> _Stored records_:
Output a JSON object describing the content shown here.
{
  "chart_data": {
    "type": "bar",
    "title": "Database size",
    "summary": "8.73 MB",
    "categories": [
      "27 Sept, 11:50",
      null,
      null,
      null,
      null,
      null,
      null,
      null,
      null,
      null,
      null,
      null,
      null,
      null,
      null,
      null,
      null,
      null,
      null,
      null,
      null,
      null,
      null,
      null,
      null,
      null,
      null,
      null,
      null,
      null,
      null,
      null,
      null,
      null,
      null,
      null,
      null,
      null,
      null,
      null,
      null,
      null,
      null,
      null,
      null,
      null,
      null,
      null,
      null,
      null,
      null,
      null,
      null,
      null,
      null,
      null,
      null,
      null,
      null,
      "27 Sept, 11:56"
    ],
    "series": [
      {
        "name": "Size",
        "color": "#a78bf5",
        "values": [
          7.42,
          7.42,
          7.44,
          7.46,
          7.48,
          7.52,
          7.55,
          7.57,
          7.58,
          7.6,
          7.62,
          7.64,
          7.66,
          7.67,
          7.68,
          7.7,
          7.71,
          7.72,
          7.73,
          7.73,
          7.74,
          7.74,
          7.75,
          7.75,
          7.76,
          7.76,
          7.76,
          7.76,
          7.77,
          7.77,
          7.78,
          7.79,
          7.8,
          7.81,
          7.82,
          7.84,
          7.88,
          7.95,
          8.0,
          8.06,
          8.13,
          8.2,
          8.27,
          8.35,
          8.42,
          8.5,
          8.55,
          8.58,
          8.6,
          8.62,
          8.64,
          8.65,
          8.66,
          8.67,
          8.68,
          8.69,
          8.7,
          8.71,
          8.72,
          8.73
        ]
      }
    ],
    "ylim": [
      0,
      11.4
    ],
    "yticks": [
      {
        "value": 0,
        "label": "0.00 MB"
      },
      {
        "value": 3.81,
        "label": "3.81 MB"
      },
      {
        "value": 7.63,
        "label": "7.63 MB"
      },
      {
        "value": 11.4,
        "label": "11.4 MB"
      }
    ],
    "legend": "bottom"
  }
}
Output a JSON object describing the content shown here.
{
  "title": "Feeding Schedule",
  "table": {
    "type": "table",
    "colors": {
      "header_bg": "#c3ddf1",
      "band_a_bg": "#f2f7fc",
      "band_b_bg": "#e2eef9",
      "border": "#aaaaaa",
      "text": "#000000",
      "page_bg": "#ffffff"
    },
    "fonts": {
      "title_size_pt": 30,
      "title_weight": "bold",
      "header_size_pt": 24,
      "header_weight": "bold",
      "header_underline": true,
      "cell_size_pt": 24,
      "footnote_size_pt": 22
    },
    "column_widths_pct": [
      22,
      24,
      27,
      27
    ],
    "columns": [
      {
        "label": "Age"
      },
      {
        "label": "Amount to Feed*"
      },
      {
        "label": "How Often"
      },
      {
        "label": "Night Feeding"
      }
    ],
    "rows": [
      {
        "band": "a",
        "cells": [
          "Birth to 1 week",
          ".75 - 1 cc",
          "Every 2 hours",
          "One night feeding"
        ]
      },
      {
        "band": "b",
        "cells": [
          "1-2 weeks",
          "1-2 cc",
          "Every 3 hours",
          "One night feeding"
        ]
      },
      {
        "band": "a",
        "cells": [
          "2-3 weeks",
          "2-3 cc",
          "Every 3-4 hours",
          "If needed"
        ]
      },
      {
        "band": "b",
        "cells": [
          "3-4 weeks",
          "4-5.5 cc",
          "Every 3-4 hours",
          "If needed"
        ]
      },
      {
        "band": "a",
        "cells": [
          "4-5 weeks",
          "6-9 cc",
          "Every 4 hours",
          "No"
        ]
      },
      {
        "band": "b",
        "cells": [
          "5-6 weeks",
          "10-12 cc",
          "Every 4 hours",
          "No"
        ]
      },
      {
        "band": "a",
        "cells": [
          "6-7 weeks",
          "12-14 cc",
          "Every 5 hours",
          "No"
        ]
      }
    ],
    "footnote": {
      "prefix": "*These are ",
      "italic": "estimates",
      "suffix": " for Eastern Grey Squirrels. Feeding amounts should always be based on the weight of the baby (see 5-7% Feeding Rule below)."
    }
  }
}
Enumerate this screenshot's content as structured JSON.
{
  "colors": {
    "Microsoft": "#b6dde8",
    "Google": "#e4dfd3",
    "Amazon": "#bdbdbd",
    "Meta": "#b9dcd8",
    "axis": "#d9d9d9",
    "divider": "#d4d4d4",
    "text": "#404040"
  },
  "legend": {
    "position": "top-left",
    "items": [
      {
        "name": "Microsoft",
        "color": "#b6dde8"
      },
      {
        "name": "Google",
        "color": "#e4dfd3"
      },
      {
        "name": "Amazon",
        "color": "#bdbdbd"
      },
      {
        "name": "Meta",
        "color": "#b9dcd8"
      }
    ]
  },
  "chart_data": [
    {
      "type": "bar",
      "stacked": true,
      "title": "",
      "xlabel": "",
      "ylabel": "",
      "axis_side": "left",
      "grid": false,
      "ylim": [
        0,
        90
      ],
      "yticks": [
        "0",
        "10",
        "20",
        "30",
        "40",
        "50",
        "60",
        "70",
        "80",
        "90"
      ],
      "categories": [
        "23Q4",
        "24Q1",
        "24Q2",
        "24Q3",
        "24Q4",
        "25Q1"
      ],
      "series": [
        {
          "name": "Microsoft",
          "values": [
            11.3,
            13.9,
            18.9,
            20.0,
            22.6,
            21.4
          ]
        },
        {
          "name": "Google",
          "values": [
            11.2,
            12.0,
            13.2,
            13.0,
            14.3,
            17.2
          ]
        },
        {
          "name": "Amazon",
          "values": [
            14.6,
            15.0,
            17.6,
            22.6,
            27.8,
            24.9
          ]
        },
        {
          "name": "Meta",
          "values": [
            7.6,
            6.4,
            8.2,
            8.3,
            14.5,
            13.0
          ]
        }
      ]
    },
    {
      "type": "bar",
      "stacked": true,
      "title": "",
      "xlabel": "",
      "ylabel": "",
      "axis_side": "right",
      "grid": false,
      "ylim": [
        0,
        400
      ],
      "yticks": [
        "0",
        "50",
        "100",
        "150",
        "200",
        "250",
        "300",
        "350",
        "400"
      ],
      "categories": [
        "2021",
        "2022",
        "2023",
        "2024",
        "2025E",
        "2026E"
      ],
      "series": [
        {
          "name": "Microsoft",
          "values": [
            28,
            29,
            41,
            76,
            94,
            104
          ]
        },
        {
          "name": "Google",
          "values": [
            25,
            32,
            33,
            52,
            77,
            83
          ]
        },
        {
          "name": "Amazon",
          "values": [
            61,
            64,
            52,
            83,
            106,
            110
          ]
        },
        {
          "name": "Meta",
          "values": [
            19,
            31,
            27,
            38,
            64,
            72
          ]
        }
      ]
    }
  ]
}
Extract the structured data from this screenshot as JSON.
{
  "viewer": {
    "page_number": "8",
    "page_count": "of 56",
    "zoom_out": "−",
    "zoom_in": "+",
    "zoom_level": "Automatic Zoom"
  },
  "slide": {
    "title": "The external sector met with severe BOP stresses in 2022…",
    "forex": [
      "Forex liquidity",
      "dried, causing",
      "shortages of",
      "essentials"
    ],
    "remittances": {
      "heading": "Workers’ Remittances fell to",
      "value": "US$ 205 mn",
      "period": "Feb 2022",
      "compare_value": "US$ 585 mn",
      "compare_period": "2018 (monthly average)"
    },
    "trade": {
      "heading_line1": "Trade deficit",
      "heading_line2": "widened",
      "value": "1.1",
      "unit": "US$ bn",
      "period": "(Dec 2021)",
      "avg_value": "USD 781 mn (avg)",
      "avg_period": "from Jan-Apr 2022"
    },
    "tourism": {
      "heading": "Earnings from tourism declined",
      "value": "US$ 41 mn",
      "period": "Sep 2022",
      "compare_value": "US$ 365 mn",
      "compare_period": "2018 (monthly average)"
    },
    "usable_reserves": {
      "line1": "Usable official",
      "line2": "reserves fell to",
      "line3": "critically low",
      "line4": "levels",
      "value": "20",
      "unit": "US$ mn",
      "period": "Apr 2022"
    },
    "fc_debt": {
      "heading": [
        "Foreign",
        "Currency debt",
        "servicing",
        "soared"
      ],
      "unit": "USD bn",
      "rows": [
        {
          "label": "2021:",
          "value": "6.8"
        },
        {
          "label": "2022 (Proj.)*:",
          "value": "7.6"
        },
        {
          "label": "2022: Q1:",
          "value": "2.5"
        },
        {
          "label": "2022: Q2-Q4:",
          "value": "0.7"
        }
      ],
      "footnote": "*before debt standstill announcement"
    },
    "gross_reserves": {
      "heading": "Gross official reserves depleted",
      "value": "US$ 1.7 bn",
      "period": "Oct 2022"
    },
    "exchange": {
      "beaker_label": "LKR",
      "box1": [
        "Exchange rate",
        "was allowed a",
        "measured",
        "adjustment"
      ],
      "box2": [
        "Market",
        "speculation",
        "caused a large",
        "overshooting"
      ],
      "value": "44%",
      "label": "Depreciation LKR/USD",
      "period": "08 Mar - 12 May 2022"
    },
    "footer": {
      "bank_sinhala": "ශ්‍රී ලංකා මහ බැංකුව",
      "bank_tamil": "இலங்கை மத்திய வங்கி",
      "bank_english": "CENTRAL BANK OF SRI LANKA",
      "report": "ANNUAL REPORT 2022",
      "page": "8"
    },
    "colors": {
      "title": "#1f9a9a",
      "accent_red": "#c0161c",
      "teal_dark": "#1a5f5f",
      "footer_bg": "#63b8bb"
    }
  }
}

> _Problem requirements_: Copy each line of the data that contains the word "Amazon".

> _Solution to this task_:
    "Amazon": "#bdbdbd",
        "name": "Amazon",
          "name": "Amazon",
          "name": "Amazon",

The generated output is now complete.